> _Material shown_
— BEGIN —

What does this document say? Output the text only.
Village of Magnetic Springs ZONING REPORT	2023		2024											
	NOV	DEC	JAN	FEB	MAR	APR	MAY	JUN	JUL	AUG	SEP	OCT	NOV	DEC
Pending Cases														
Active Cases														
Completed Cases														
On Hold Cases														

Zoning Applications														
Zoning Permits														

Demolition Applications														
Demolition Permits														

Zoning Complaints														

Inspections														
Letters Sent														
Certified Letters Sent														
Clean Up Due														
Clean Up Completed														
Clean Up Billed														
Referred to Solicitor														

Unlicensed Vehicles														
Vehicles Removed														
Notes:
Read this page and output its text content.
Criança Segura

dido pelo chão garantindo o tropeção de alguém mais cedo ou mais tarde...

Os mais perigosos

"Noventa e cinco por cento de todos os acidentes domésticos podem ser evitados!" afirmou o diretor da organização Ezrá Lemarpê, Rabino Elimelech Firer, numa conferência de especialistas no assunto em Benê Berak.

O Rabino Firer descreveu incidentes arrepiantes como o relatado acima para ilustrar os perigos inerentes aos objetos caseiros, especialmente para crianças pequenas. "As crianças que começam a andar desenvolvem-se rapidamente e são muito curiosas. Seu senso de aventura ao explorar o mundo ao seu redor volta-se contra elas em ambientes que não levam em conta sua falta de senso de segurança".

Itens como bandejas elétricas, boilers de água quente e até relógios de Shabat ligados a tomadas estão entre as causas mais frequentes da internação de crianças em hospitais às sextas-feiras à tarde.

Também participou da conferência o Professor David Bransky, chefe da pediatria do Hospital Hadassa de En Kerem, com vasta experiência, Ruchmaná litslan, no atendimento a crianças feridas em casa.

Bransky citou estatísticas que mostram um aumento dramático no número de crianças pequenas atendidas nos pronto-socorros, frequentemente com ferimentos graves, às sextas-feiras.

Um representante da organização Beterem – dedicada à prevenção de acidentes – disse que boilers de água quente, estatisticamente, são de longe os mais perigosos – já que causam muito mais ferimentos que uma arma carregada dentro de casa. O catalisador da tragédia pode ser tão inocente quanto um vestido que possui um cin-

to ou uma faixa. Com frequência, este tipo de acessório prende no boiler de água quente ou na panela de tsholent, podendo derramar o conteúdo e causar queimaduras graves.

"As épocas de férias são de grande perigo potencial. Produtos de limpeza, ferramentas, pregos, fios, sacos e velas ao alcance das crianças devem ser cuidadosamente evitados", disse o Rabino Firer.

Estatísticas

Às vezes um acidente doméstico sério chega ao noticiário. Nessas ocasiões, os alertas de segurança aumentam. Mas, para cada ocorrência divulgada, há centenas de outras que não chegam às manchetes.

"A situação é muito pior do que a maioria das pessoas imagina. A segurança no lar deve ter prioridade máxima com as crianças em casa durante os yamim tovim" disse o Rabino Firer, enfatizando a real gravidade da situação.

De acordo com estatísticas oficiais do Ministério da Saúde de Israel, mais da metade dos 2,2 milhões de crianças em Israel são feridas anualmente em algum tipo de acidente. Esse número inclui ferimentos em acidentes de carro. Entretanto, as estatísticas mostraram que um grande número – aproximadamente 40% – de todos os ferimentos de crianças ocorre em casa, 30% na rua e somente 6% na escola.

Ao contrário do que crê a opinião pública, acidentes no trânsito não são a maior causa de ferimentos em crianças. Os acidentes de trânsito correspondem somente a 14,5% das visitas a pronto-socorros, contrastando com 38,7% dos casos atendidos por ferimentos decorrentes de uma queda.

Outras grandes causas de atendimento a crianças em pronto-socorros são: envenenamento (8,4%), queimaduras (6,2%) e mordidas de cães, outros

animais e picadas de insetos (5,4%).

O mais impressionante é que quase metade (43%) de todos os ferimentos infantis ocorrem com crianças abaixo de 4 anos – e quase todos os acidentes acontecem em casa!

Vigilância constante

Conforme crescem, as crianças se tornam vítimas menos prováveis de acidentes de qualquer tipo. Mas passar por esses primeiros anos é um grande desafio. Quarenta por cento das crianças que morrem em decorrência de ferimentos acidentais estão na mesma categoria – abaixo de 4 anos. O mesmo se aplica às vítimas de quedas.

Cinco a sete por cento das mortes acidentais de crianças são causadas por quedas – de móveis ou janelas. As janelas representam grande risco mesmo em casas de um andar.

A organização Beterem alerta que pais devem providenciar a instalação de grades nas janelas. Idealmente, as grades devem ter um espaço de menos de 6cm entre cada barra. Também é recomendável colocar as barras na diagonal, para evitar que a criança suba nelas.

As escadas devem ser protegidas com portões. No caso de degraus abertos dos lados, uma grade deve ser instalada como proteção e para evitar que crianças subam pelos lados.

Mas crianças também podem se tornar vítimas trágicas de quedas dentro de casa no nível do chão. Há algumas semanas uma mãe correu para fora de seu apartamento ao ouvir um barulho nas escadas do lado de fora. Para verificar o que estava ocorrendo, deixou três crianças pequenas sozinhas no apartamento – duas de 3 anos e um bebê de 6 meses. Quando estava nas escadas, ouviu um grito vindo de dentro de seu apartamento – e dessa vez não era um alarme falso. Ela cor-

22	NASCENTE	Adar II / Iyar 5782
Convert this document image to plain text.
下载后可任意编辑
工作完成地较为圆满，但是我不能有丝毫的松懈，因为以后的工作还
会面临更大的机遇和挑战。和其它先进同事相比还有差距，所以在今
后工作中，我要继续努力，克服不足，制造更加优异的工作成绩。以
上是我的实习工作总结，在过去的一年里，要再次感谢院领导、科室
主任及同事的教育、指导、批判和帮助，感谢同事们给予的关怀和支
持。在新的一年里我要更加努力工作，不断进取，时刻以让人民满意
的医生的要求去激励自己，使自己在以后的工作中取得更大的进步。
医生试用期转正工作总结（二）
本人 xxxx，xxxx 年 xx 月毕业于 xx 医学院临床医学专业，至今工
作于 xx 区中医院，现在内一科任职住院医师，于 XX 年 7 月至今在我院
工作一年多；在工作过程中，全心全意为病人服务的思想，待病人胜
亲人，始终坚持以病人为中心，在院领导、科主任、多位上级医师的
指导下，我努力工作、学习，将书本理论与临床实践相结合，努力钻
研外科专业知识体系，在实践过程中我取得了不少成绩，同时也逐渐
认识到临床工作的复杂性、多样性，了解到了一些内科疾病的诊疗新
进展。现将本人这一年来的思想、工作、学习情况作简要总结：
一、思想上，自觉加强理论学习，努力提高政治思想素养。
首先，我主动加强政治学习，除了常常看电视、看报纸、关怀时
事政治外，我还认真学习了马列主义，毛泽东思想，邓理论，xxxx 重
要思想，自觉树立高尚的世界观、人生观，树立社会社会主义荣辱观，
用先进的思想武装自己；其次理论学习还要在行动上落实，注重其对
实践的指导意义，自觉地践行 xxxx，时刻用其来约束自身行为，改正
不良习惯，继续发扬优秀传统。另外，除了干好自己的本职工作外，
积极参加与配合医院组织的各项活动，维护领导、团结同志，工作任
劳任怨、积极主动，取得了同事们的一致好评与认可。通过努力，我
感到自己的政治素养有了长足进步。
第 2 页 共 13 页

— END —

> _Work instructions_
Filter the records above and return every line that holds the word "escadas".

> _Task output_
As escadas devem ser protegidas com portões. No caso de degraus abertos dos lados, uma grade deve ser instalada como proteção e para evitar que crianças subam pelos lados.
Mas crianças também podem se tornar vítimas trágicas de quedas dentro de casa no nível do chão. Há algumas semanas uma mãe correu para fora de seu apartamento ao ouvir um barulho nas escadas do lado de fora. Para verificar o que estava ocorrendo, deixou três crianças pequenas sozinhas no apartamento – duas de 3 anos e um bebê de 6 meses. Quando estava nas escadas, ouviu um grito vindo de dentro de seu apartamento – e dessa vez não era um alarme falso. Ela cor-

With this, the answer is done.